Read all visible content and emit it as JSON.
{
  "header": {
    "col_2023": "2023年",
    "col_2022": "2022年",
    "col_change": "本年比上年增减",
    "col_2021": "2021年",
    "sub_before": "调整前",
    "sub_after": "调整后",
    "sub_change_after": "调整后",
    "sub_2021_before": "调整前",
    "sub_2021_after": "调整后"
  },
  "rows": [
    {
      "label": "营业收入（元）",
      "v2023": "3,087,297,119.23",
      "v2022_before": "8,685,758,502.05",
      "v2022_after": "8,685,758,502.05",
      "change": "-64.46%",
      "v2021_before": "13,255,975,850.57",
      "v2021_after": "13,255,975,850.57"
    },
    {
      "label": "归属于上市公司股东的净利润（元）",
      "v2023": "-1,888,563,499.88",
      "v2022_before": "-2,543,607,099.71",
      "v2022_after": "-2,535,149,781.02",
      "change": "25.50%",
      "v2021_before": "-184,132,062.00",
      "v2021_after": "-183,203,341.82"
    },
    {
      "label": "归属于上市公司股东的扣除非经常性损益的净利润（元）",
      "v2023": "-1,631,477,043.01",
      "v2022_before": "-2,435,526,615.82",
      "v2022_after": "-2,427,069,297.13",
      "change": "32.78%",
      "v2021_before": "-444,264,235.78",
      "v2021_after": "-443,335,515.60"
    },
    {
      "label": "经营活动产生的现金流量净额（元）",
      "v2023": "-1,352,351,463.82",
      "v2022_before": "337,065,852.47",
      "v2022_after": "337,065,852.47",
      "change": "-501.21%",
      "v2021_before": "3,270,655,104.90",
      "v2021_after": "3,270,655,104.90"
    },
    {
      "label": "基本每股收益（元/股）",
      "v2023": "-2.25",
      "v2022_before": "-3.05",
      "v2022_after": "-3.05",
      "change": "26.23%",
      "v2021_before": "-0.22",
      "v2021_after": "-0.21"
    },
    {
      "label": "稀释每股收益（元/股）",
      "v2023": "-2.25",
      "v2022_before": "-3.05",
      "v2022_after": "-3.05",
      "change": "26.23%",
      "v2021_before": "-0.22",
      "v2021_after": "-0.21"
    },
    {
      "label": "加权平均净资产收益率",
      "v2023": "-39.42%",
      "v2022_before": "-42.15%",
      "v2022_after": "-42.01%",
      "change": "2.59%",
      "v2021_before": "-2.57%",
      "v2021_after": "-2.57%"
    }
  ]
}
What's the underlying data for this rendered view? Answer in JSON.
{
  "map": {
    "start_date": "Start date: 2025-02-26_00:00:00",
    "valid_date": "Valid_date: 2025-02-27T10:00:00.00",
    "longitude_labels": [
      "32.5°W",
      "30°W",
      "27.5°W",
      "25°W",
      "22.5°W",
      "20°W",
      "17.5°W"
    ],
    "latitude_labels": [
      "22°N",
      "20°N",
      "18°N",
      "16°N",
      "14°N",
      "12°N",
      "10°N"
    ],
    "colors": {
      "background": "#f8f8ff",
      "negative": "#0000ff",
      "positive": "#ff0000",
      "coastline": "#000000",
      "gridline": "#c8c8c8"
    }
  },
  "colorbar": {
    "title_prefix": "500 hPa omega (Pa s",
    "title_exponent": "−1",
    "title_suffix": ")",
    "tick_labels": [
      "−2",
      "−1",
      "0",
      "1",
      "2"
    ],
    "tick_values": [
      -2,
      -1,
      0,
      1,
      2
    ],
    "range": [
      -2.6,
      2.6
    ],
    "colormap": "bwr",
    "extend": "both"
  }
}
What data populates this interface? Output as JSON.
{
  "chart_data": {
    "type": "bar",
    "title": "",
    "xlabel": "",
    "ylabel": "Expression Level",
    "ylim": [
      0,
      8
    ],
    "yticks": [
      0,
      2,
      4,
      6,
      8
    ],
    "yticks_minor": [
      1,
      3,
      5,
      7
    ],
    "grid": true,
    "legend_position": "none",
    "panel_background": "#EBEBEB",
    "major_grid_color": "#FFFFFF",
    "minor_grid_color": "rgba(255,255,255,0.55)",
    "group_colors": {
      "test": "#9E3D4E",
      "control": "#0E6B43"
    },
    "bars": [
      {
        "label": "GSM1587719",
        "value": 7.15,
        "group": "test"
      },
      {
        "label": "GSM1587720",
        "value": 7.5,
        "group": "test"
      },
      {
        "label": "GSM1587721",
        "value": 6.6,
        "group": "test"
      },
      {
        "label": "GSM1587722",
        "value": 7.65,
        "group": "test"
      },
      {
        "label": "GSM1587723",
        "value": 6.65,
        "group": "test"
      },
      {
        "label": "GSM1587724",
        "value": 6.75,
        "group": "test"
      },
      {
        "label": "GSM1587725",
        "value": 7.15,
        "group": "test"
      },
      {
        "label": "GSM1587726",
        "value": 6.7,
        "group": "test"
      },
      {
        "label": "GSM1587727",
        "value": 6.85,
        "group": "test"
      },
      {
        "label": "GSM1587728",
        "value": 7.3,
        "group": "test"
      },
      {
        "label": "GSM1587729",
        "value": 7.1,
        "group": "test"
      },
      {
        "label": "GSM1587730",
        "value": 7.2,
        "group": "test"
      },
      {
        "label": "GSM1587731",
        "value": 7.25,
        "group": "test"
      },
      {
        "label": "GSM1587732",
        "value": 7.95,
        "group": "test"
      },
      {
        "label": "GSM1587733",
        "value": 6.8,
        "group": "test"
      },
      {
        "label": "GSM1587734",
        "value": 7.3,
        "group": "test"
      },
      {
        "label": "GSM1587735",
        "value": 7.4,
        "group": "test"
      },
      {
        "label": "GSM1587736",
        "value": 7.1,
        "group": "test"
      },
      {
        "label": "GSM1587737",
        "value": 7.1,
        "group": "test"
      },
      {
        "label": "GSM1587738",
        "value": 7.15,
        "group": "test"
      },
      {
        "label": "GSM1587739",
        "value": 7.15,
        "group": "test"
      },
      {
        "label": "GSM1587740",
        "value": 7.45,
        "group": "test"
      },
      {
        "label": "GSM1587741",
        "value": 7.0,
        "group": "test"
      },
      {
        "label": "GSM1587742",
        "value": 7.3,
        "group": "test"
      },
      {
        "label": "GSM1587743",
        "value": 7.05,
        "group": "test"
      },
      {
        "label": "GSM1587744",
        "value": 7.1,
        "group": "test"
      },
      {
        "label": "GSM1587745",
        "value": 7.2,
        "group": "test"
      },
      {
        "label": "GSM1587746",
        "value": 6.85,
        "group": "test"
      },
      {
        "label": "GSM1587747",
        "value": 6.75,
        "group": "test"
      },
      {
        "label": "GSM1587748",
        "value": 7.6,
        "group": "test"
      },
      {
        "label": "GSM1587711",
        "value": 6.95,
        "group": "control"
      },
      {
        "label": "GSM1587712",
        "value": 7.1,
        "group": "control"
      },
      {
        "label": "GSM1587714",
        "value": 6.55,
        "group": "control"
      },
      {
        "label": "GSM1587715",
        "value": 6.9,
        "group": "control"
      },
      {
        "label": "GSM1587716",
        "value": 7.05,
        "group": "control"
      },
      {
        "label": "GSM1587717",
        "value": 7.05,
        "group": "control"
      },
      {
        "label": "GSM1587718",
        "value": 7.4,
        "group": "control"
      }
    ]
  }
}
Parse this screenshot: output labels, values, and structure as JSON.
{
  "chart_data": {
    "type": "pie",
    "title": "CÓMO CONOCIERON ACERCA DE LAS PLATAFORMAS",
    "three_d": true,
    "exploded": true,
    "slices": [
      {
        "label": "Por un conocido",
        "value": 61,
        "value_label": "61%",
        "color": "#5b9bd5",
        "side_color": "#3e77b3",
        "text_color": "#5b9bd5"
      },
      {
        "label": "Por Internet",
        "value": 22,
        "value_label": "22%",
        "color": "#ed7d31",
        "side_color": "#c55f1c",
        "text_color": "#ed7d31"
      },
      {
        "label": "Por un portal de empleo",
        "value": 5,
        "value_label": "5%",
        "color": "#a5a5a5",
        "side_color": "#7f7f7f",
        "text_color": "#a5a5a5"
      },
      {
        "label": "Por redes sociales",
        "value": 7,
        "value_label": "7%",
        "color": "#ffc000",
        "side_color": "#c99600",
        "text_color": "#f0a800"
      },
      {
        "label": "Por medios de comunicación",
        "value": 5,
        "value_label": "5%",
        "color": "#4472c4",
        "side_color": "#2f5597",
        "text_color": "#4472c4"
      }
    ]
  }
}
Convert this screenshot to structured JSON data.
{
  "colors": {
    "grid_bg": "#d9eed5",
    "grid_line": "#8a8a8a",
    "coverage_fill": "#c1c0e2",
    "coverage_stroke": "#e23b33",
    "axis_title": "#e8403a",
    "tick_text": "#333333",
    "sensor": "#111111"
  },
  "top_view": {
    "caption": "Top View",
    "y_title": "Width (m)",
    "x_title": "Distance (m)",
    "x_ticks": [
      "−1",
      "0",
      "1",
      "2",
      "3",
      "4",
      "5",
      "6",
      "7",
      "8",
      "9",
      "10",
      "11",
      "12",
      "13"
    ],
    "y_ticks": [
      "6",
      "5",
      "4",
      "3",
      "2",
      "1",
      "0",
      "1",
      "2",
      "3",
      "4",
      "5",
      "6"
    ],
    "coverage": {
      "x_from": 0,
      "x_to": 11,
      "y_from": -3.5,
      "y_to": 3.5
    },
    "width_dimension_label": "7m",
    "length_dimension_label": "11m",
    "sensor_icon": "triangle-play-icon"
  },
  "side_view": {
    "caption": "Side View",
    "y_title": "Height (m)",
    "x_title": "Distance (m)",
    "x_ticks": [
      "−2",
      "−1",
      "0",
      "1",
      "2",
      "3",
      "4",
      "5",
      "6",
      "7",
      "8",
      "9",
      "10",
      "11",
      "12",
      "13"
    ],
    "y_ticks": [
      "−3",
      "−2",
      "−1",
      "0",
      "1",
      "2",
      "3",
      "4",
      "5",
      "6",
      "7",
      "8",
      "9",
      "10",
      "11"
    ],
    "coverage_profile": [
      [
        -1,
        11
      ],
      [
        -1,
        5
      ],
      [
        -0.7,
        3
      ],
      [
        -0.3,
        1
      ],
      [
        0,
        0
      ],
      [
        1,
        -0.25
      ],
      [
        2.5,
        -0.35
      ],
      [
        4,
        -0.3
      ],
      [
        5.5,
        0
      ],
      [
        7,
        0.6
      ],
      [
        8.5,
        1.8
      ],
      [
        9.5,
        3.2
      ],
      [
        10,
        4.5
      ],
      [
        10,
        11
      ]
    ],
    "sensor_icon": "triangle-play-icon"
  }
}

TASK INSTRUCTIONS:
Only a number is wanted here: how many lines in the data above include the string "What"?

TASK RESULT:
2